(Items from a dataset)

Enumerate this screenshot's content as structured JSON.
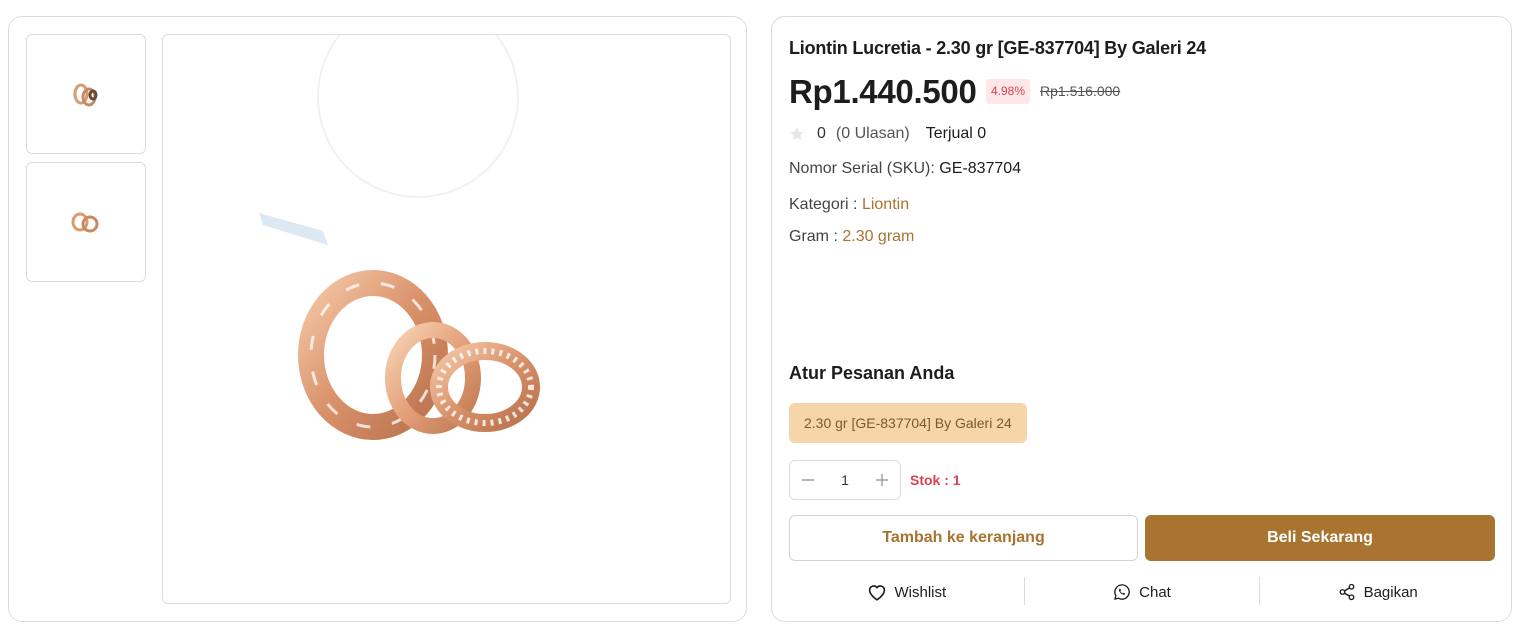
{
  "product": {
    "title": "Liontin Lucretia - 2.30 gr [GE-837704] By Galeri 24",
    "price": "Rp1.440.500",
    "discount": "4.98%",
    "original_price": "Rp1.516.000",
    "rating": "0",
    "reviews": "(0 Ulasan)",
    "sold": "Terjual 0",
    "sku_label": "Nomor Serial (SKU):",
    "sku_value": "GE-837704",
    "category_label": "Kategori :",
    "category_value": "Liontin",
    "gram_label": "Gram :",
    "gram_value": "2.30 gram"
  },
  "order": {
    "heading": "Atur Pesanan Anda",
    "variant": "2.30 gr [GE-837704] By Galeri 24",
    "quantity": "1",
    "stock": "Stok : 1"
  },
  "buttons": {
    "add_to_cart": "Tambah ke keranjang",
    "buy_now": "Beli Sekarang"
  },
  "actions": {
    "wishlist": "Wishlist",
    "chat": "Chat",
    "share": "Bagikan"
  },
  "colors": {
    "accent": "#a8742f",
    "variant_bg": "#f6d5a8",
    "discount_text": "#d9434f",
    "discount_bg": "#fde7e8"
  }
}
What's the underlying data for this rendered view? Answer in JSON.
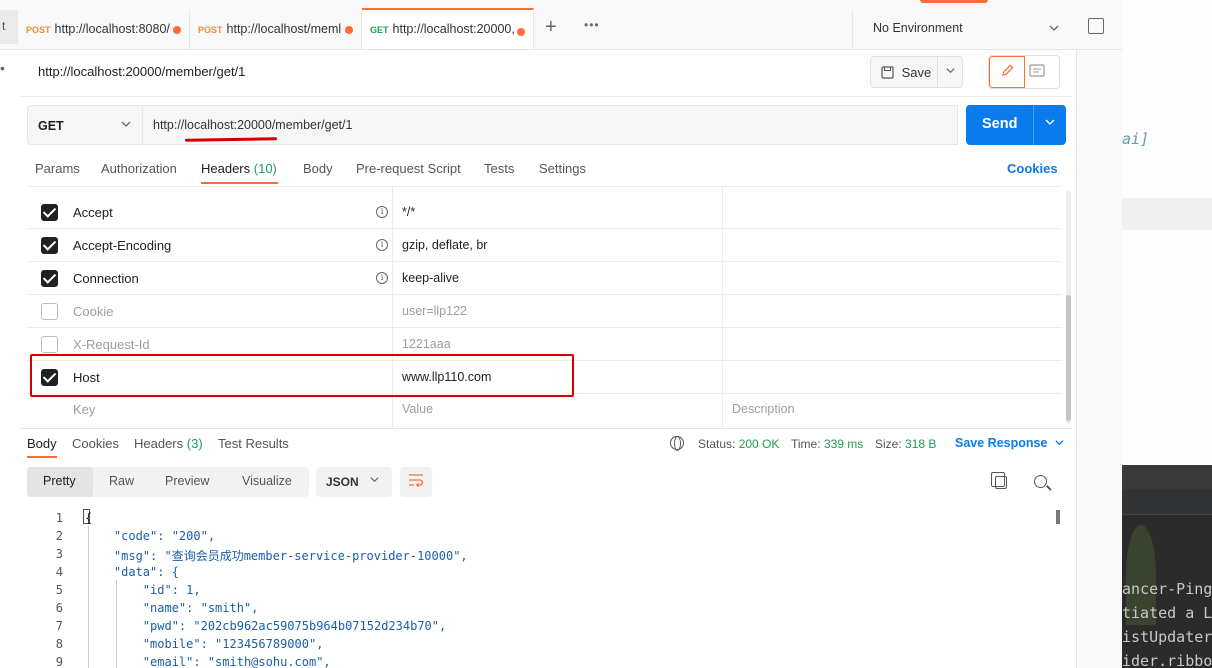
{
  "tabs": {
    "stub_label": "t",
    "items": [
      {
        "method": "POST",
        "url": "http://localhost:8080/"
      },
      {
        "method": "POST",
        "url": "http://localhost/meml"
      },
      {
        "method": "GET",
        "url": "http://localhost:20000,"
      }
    ],
    "plus": "+",
    "more": "•••"
  },
  "environment": {
    "label": "No Environment"
  },
  "request": {
    "title": "http://localhost:20000/member/get/1",
    "save_label": "Save",
    "method": "GET",
    "url": "http://localhost:20000/member/get/1",
    "send_label": "Send"
  },
  "request_tabs": [
    {
      "label": "Params"
    },
    {
      "label": "Authorization"
    },
    {
      "label": "Headers",
      "count": "(10)"
    },
    {
      "label": "Body"
    },
    {
      "label": "Pre-request Script"
    },
    {
      "label": "Tests"
    },
    {
      "label": "Settings"
    }
  ],
  "cookies_link": "Cookies",
  "headers": [
    {
      "key": "Accept",
      "value": "*/*",
      "checked": true
    },
    {
      "key": "Accept-Encoding",
      "value": "gzip, deflate, br",
      "checked": true
    },
    {
      "key": "Connection",
      "value": "keep-alive",
      "checked": true
    },
    {
      "key": "Cookie",
      "value": "user=llp122",
      "checked": false
    },
    {
      "key": "X-Request-Id",
      "value": "1221aaa",
      "checked": false
    },
    {
      "key": "Host",
      "value": "www.llp110.com",
      "checked": true
    }
  ],
  "headers_placeholder": {
    "key": "Key",
    "value": "Value",
    "description": "Description"
  },
  "response_tabs": [
    {
      "label": "Body"
    },
    {
      "label": "Cookies"
    },
    {
      "label": "Headers",
      "count": "(3)"
    },
    {
      "label": "Test Results"
    }
  ],
  "response_status": {
    "status_label": "Status:",
    "status_value": "200 OK",
    "time_label": "Time:",
    "time_value": "339 ms",
    "size_label": "Size:",
    "size_value": "318 B",
    "save_response": "Save Response"
  },
  "format_tabs": [
    "Pretty",
    "Raw",
    "Preview",
    "Visualize"
  ],
  "language": "JSON",
  "code_lines": [
    {
      "n": "1",
      "text": "{"
    },
    {
      "n": "2",
      "text": "    \"code\": \"200\","
    },
    {
      "n": "3",
      "text": "    \"msg\": \"查询会员成功member-service-provider-10000\","
    },
    {
      "n": "4",
      "text": "    \"data\": {"
    },
    {
      "n": "5",
      "text": "        \"id\": 1,"
    },
    {
      "n": "6",
      "text": "        \"name\": \"smith\","
    },
    {
      "n": "7",
      "text": "        \"pwd\": \"202cb962ac59075b964b07152d234b70\","
    },
    {
      "n": "8",
      "text": "        \"mobile\": \"123456789000\","
    },
    {
      "n": "9",
      "text": "        \"email\": \"smith@sohu.com\","
    }
  ],
  "ide": {
    "lines": [
      "ai]",
      "ancer-Pingl",
      "tiated a Lo",
      "istUpdater",
      "ider.ribbo"
    ]
  },
  "colors": {
    "accent": "#ff6c37",
    "send": "#097bed",
    "ok": "#1f9e5a",
    "annotation": "#d40000"
  }
}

Problem =>
Copy every line in the records above that contains the word "this".

Finished task =>
Enumerate this screenshot's content as structured JSON.
What's the underlying data for this rendered view? Answer in JSON.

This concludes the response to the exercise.